— Start Dataset records —

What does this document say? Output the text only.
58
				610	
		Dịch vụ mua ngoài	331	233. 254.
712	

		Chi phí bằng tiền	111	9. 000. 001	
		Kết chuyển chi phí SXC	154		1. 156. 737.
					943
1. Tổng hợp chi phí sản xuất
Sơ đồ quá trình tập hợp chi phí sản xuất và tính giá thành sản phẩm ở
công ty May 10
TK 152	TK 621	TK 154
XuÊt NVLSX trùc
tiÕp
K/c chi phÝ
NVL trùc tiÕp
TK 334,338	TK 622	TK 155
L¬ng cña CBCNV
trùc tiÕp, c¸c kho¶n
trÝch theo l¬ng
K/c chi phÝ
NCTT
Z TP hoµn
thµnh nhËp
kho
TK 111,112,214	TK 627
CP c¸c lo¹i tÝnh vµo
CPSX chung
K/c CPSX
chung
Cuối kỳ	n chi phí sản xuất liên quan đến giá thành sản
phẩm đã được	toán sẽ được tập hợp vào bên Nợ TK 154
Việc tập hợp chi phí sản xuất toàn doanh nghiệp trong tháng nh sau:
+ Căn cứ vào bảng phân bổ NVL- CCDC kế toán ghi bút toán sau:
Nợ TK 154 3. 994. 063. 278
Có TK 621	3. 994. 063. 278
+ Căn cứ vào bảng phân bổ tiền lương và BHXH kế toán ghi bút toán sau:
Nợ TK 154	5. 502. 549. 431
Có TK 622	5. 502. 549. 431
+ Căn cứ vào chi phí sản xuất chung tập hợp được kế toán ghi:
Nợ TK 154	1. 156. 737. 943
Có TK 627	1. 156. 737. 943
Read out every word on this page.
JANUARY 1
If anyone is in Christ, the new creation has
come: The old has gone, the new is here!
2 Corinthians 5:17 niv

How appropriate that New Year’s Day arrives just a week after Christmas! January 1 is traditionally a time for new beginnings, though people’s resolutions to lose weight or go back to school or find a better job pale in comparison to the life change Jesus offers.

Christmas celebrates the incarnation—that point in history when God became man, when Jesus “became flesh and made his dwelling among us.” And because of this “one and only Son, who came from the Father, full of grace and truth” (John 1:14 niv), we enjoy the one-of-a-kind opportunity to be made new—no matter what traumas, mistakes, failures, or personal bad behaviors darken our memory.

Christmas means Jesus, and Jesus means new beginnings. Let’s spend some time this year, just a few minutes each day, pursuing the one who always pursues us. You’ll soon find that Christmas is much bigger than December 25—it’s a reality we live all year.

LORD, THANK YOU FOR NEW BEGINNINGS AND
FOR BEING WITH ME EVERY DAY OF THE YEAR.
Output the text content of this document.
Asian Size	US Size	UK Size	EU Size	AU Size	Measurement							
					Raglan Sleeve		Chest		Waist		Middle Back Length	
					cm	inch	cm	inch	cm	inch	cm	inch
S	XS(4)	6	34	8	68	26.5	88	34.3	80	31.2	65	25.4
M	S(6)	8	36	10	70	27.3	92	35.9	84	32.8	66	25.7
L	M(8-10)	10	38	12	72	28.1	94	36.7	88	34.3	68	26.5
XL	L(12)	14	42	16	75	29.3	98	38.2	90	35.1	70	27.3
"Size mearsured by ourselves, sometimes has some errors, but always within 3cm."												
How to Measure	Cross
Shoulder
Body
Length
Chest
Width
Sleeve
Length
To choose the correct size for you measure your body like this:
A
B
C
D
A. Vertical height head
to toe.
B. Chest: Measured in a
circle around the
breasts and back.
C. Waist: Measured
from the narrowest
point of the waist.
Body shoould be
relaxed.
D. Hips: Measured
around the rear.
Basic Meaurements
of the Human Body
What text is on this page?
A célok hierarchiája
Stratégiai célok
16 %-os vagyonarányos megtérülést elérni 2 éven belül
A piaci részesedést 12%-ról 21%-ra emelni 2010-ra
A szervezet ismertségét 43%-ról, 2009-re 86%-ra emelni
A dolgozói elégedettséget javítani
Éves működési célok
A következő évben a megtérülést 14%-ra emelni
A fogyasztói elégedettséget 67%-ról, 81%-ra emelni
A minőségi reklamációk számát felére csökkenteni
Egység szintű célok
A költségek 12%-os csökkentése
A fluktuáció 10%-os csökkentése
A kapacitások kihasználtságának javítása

— End Dataset records —

Goal: Search the records for the word "point", then list every line that has it.

Task output:
Christmas celebrates the incarnation—that point in history when God became man, when Jesus “became flesh and made his dwelling among us.” And because of this “one and only Son, who came from the Father, full of grace and truth” (John 1:14 niv), we enjoy the one-of-a-kind opportunity to be made new—no matter what traumas, mistakes, failures, or personal bad behaviors darken our memory.
point of the waist.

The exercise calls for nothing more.